YOUR TASK ->
In the entries below, substitute "sample-point" for "data-point" everywhere from the line containing "66, 1734, 91]" down to the line containing "726, 797, 732]", and write those lines out again with nothing else changed.

[Records contained in a dataset]
----

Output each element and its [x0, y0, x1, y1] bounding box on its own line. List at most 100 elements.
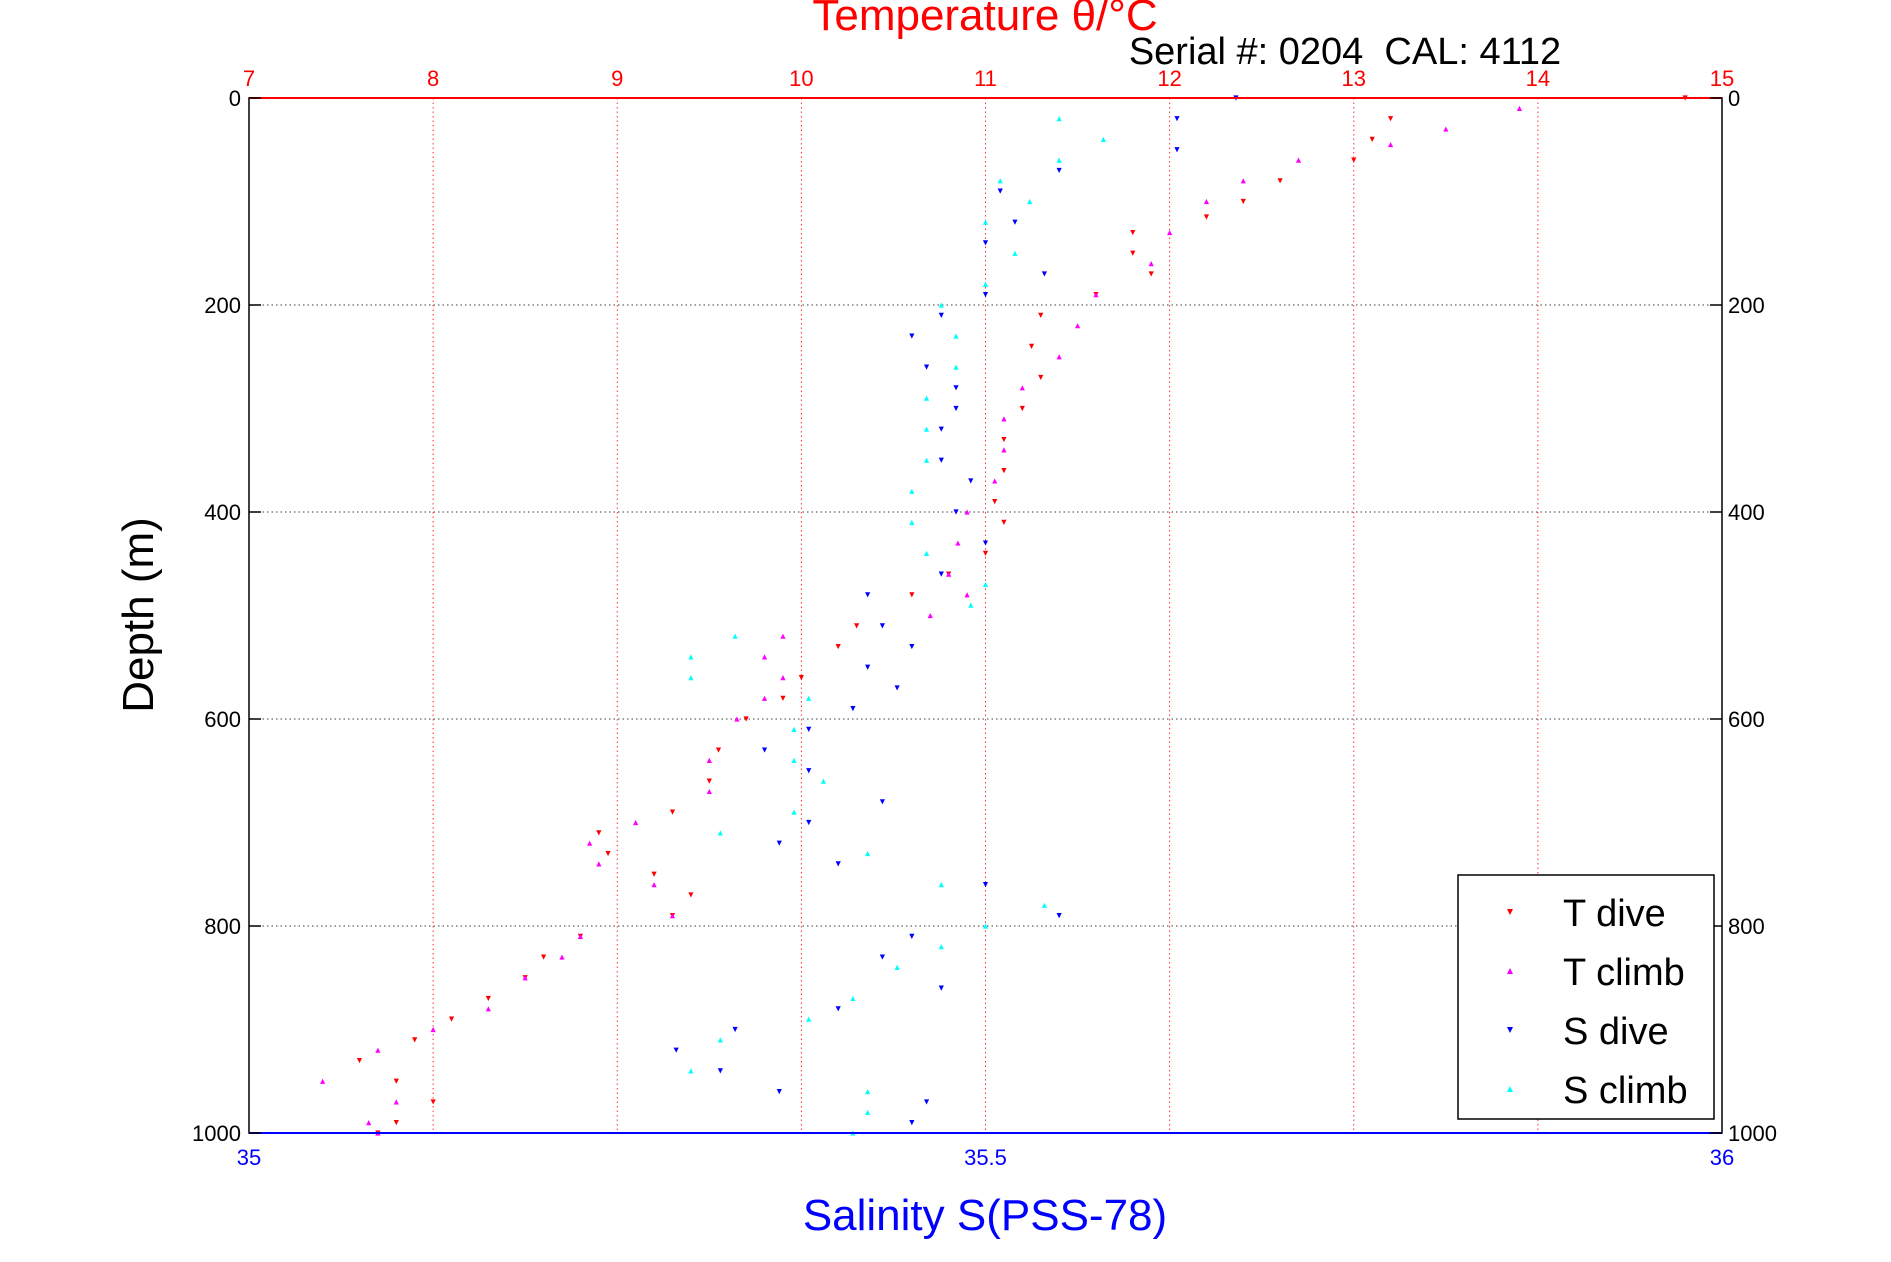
temperature-tick-label: 15	[1710, 66, 1734, 91]
data-point	[955, 540, 961, 546]
data-point	[865, 1089, 871, 1095]
data-point	[1056, 913, 1062, 919]
data-point	[791, 757, 797, 763]
data-point	[879, 954, 885, 960]
temperature-tick-label: 13	[1342, 66, 1366, 91]
data-point	[1012, 219, 1018, 225]
depth-tick-label-left: 0	[229, 86, 241, 111]
data-point	[1240, 198, 1246, 205]
data-point	[605, 850, 611, 857]
legend-box	[1457, 874, 1715, 1120]
data-point	[448, 1016, 455, 1022]
data-point	[743, 716, 749, 722]
data-point	[982, 219, 989, 225]
data-point	[938, 312, 944, 318]
data-point	[596, 830, 602, 836]
depth-tick-label-right: 200	[1728, 293, 1765, 318]
data-point	[791, 726, 797, 732]
data-point	[879, 623, 885, 629]
data-point	[1041, 271, 1048, 277]
data-point	[596, 861, 602, 867]
data-point	[865, 664, 871, 670]
data-point	[992, 478, 998, 484]
data-point	[320, 1078, 326, 1084]
x-axis-label: Salinity S(PSS-78)	[803, 1191, 1167, 1240]
data-point	[1130, 250, 1136, 256]
data-point	[688, 892, 694, 898]
data-point	[806, 726, 812, 732]
data-point	[923, 426, 930, 432]
data-point	[1148, 261, 1154, 267]
data-point	[923, 1099, 930, 1105]
data-point	[997, 188, 1003, 194]
data-point	[938, 457, 944, 463]
data-point	[865, 850, 871, 857]
data-point	[776, 1089, 782, 1095]
data-point	[1443, 126, 1449, 132]
data-point	[485, 1006, 491, 1012]
data-point	[706, 788, 712, 795]
salinity-tick-label: 35.5	[964, 1145, 1007, 1170]
data-point	[717, 830, 723, 836]
data-point	[669, 809, 676, 815]
depth-tick-label-right: 0	[1728, 86, 1740, 111]
temperature-tick-label: 12	[1157, 66, 1181, 91]
data-point	[1387, 116, 1394, 122]
data-point	[1056, 354, 1062, 360]
data-point	[366, 1120, 372, 1126]
temperature-tick-label: 14	[1526, 66, 1550, 91]
data-point	[430, 1026, 436, 1033]
depth-tick-label-left: 200	[204, 293, 241, 318]
data-point	[835, 861, 841, 867]
data-point	[964, 509, 970, 515]
data-point	[1387, 141, 1394, 148]
data-point	[865, 1109, 871, 1115]
legend-label: S dive	[1563, 1011, 1669, 1053]
salinity-tick-label: 35	[237, 1145, 261, 1170]
data-point	[865, 592, 871, 598]
data-point	[761, 747, 768, 753]
data-point	[1056, 167, 1062, 174]
data-point	[791, 809, 797, 815]
data-point	[982, 581, 989, 588]
data-point	[688, 654, 694, 660]
temperature-tick-label: 8	[427, 66, 439, 91]
data-point	[953, 385, 959, 391]
data-point	[1012, 250, 1018, 256]
data-point	[651, 871, 657, 877]
data-point	[1074, 323, 1081, 329]
data-point	[1174, 147, 1180, 153]
data-point	[1369, 136, 1375, 142]
data-point	[923, 395, 930, 401]
data-point	[776, 840, 782, 846]
legend-marker	[1507, 909, 1513, 915]
data-point	[835, 1006, 841, 1012]
data-point	[1174, 116, 1180, 122]
data-point	[673, 1047, 679, 1053]
data-point	[982, 292, 989, 298]
data-point	[587, 840, 593, 846]
depth-tick-label-left: 800	[204, 914, 241, 939]
data-point	[953, 333, 959, 339]
data-point	[1130, 229, 1136, 236]
legend-label: T climb	[1563, 952, 1685, 994]
data-point	[854, 623, 860, 629]
data-point	[412, 1037, 418, 1043]
data-point	[806, 768, 812, 774]
legend-label: S climb	[1563, 1070, 1688, 1112]
temperature-tick-label: 11	[974, 66, 997, 91]
data-point	[717, 1037, 723, 1043]
data-point	[651, 882, 657, 888]
data-point	[1516, 105, 1523, 111]
data-point	[706, 757, 712, 763]
depth-tick-label-right: 1000	[1728, 1121, 1777, 1146]
data-point	[1001, 468, 1007, 474]
data-point	[938, 985, 944, 991]
data-point	[688, 1068, 694, 1074]
data-point	[938, 426, 944, 432]
data-point	[1295, 157, 1302, 163]
data-point	[835, 643, 841, 650]
data-point	[1028, 343, 1035, 349]
legend-label: T dive	[1563, 893, 1666, 935]
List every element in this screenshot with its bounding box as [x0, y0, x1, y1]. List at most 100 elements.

----

FULL ANSWER ->
temperature-tick-label: 15	[1710, 66, 1734, 91]
sample-point	[955, 540, 961, 546]
sample-point	[865, 1089, 871, 1095]
sample-point	[1056, 913, 1062, 919]
sample-point	[791, 757, 797, 763]
sample-point	[879, 954, 885, 960]
temperature-tick-label: 13	[1342, 66, 1366, 91]
sample-point	[1012, 219, 1018, 225]
depth-tick-label-left: 0	[229, 86, 241, 111]
sample-point	[1240, 198, 1246, 205]
sample-point	[605, 850, 611, 857]
legend-box	[1457, 874, 1715, 1120]
sample-point	[448, 1016, 455, 1022]
sample-point	[743, 716, 749, 722]
sample-point	[982, 219, 989, 225]
sample-point	[938, 312, 944, 318]
sample-point	[596, 830, 602, 836]
depth-tick-label-right: 200	[1728, 293, 1765, 318]
sample-point	[791, 726, 797, 732]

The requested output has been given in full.